Given request:
Find the word "xlabel" in the data. Return every line where it appears.

Dataset extract:

::::

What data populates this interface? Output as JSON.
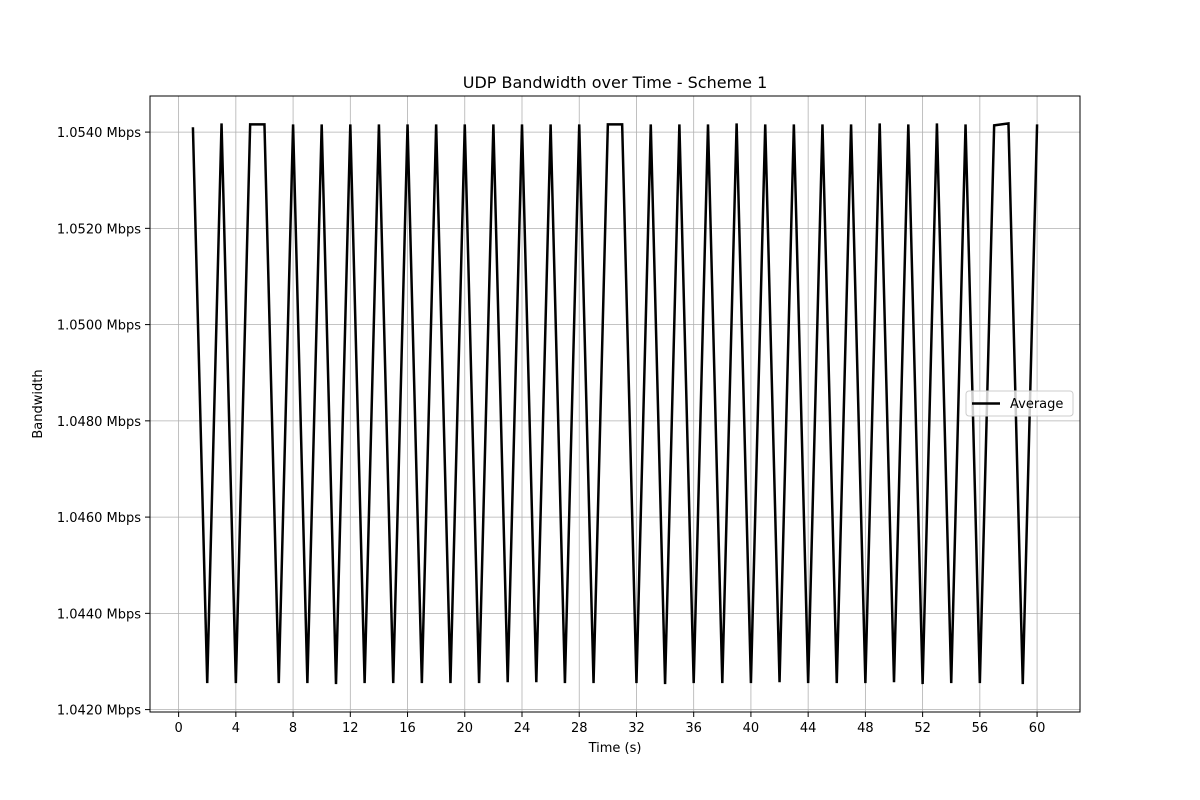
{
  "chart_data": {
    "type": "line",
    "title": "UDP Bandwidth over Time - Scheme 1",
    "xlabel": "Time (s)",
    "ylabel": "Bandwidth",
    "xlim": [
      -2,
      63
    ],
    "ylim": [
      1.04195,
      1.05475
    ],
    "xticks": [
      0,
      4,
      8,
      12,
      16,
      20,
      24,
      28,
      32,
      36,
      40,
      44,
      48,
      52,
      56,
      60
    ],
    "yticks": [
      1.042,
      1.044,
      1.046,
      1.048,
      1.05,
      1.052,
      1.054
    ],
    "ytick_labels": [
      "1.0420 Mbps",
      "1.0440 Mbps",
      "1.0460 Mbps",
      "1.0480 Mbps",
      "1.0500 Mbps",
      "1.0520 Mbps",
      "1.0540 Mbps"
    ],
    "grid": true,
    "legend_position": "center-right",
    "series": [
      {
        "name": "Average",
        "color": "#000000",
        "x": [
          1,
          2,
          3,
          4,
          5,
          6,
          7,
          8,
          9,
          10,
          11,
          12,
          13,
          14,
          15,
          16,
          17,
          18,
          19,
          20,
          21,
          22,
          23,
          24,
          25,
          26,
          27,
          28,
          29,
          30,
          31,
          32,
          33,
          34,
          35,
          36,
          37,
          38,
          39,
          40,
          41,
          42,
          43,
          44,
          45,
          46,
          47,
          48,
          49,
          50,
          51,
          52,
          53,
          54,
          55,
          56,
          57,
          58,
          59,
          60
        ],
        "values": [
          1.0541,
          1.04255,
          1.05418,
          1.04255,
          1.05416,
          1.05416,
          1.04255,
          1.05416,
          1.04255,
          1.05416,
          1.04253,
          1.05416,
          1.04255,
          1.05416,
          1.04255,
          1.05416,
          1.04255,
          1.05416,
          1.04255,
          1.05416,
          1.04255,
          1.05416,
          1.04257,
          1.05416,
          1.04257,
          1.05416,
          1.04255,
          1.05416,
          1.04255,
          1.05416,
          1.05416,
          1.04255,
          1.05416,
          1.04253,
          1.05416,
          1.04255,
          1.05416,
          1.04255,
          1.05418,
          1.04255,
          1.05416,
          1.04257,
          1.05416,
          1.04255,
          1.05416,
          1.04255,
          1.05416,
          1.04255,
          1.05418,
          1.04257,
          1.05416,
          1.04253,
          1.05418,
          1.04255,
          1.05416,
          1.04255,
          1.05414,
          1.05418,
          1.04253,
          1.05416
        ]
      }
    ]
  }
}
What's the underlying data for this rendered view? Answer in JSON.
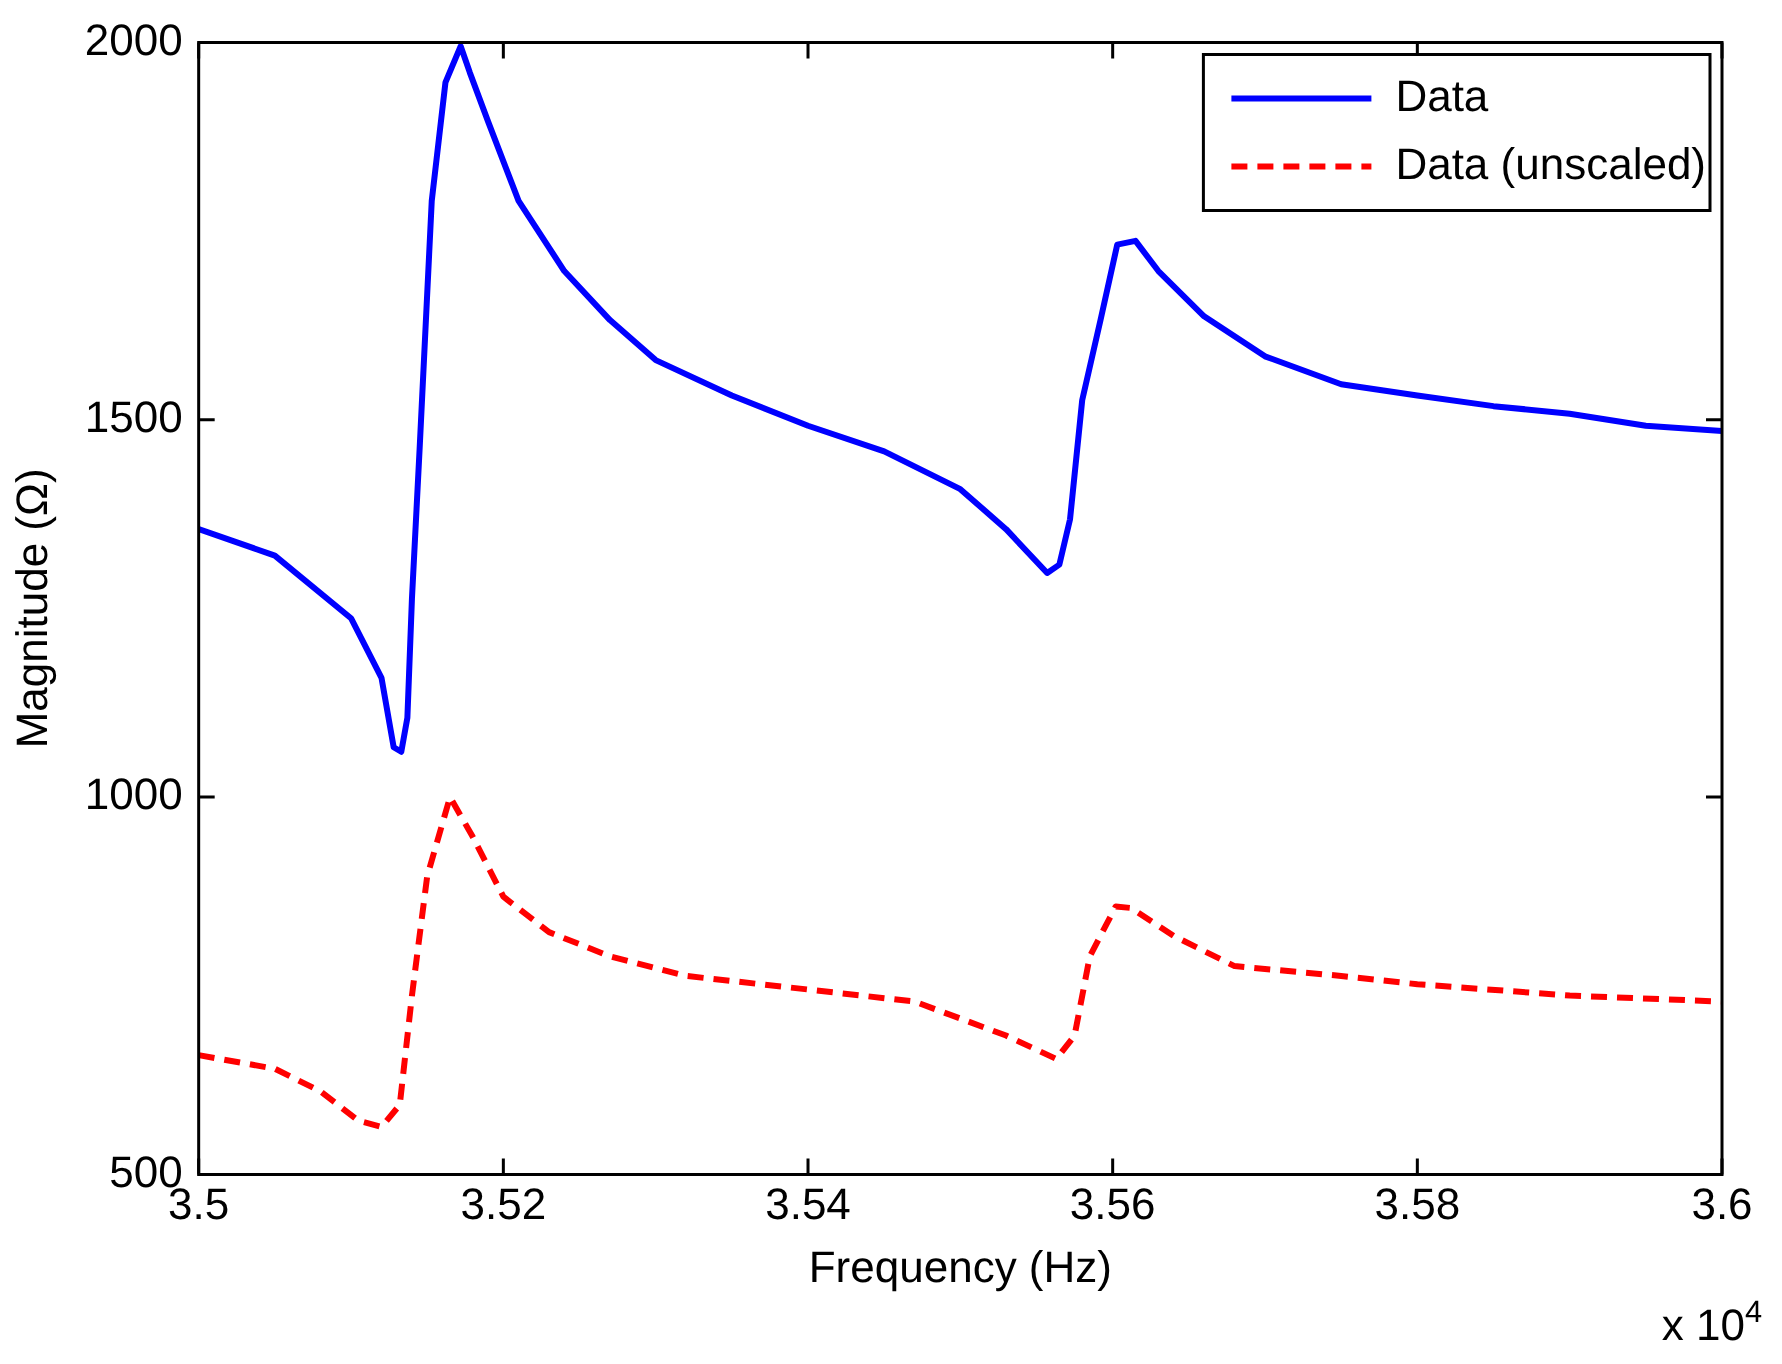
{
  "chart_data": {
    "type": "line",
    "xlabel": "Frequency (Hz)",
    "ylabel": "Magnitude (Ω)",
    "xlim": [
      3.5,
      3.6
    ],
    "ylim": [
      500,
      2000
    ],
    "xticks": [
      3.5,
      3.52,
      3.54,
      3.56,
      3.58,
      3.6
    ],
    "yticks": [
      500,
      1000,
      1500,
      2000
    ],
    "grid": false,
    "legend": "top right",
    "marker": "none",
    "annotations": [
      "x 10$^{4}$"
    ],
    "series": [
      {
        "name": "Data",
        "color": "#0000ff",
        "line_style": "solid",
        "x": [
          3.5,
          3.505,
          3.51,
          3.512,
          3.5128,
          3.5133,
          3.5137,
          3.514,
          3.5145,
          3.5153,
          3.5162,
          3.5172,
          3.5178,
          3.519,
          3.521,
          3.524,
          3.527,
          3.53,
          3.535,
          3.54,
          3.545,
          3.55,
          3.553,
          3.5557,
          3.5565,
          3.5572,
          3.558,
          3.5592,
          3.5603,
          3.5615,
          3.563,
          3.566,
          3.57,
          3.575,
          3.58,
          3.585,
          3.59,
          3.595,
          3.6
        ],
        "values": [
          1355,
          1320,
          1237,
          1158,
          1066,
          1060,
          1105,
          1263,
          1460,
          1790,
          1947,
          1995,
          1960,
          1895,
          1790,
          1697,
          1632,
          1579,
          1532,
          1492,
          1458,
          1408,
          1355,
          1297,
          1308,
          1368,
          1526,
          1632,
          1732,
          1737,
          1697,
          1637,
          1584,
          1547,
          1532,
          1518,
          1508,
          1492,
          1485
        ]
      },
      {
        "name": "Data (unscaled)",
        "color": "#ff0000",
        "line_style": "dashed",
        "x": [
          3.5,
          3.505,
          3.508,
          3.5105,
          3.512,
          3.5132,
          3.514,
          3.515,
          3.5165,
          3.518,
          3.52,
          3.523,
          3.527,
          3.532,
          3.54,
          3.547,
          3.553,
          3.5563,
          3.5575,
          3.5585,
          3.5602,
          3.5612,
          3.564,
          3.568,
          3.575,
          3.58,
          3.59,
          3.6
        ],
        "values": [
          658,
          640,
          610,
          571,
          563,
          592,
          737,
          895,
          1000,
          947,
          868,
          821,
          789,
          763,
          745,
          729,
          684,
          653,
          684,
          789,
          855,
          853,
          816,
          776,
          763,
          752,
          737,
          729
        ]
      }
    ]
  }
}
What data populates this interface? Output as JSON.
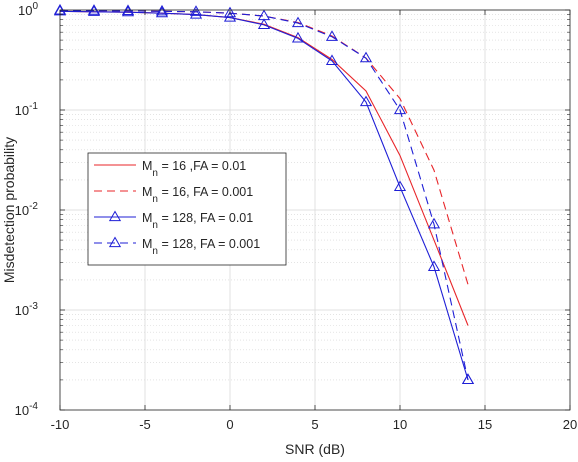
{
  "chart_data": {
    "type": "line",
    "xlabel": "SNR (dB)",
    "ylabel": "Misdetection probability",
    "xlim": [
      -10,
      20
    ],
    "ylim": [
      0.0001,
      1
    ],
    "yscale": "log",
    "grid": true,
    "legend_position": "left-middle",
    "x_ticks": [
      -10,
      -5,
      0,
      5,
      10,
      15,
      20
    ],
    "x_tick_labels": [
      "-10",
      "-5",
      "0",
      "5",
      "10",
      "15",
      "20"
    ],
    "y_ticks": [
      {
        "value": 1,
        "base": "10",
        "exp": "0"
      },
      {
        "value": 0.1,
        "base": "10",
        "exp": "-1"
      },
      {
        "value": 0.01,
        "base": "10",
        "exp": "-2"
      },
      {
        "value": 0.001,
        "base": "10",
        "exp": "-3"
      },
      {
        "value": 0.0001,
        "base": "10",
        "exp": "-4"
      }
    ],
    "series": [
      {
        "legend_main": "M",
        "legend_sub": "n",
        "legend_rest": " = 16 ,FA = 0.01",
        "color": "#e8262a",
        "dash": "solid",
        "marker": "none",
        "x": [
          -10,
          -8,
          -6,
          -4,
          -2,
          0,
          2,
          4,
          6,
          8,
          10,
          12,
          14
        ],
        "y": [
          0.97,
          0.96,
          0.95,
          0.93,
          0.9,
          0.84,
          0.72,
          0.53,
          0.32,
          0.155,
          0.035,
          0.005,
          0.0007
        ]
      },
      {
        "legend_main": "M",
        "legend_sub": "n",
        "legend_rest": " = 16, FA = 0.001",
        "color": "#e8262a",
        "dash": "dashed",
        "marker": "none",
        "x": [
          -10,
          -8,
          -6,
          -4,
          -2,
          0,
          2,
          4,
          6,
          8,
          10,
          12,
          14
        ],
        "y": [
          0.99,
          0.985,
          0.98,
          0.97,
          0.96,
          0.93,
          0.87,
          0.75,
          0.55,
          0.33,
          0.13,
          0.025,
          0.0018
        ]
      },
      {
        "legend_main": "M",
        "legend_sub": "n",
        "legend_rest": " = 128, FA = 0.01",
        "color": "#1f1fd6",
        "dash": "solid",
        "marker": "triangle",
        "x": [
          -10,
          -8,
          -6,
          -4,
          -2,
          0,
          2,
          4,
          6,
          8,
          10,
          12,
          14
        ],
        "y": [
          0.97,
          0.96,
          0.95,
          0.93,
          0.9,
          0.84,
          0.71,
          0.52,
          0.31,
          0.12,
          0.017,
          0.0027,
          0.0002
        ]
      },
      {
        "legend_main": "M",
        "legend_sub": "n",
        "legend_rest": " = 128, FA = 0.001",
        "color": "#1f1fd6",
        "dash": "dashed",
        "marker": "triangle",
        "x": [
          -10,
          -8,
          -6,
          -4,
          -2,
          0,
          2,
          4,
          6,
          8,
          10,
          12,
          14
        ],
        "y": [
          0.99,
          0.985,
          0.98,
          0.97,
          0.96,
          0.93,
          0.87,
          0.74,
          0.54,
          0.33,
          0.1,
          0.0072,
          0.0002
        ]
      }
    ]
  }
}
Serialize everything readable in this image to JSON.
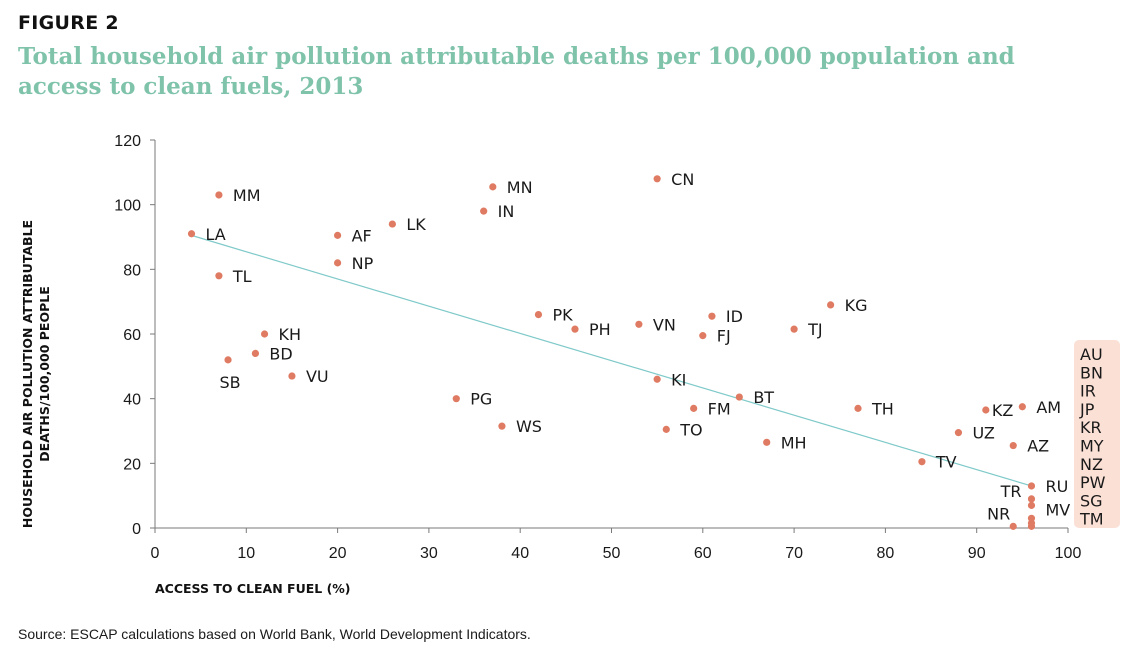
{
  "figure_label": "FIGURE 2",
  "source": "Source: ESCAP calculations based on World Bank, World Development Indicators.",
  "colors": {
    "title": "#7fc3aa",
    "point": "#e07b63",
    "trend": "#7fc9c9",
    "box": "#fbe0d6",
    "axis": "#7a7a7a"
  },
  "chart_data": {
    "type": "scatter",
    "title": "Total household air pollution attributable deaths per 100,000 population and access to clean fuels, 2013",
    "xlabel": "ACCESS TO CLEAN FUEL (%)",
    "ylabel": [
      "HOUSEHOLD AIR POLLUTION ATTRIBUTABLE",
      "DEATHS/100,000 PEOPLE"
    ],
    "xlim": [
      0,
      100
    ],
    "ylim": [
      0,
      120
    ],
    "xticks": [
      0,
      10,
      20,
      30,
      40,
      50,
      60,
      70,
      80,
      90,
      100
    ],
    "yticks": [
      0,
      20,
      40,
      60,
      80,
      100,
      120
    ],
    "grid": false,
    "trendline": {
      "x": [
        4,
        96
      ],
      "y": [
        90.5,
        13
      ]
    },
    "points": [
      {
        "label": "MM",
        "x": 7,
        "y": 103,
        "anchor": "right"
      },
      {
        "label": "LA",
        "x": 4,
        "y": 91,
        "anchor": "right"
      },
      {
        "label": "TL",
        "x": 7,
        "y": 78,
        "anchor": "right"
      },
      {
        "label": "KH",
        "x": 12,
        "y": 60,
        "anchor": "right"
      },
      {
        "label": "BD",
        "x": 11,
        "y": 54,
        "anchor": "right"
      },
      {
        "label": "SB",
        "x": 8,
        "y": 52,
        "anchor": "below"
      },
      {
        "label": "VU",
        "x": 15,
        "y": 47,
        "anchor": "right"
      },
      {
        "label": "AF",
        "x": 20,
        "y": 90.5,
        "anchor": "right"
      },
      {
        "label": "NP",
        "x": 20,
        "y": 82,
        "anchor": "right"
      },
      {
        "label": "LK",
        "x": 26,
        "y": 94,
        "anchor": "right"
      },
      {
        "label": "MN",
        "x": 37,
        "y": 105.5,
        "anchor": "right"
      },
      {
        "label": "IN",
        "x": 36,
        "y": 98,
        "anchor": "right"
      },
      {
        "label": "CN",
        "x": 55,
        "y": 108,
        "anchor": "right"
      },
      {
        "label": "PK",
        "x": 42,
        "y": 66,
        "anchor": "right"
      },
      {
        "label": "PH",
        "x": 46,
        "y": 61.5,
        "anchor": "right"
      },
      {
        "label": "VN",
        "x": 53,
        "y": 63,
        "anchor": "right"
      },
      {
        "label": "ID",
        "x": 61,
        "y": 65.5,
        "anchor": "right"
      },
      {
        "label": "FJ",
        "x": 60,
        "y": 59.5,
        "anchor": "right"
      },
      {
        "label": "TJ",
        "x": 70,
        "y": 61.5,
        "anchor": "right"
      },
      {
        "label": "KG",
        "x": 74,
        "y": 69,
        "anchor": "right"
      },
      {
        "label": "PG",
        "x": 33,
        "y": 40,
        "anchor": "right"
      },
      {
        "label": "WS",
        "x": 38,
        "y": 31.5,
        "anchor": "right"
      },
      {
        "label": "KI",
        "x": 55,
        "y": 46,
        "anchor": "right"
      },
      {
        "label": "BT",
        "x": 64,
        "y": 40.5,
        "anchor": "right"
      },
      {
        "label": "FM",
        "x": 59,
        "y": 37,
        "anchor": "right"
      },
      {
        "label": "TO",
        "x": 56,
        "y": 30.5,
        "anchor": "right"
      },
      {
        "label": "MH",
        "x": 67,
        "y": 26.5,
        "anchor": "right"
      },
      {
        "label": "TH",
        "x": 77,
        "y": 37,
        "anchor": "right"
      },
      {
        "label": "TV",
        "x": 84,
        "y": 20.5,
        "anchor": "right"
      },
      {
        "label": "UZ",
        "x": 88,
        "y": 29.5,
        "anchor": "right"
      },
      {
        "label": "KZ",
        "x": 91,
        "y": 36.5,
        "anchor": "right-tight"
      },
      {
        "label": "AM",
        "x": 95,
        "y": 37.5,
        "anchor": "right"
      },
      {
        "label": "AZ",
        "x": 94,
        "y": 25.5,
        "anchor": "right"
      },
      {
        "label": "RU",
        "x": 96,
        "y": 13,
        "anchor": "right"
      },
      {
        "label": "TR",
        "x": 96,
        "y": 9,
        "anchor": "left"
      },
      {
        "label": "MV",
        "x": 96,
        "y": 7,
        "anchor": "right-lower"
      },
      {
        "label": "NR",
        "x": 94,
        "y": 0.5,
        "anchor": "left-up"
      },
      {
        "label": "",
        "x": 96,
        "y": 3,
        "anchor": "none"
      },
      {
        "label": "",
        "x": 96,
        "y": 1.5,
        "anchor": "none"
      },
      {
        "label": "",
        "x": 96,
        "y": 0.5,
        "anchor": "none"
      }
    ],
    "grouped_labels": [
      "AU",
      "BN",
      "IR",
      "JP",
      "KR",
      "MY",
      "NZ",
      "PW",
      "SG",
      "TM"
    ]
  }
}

::::

Full solution:
    "xlabel": "Time (s)",
    "xlabel": "Frequency (Hz)",
    "xlabel": "SNR (dB)",
    "xlabel": "ACCESS TO CLEAN FUEL (%)",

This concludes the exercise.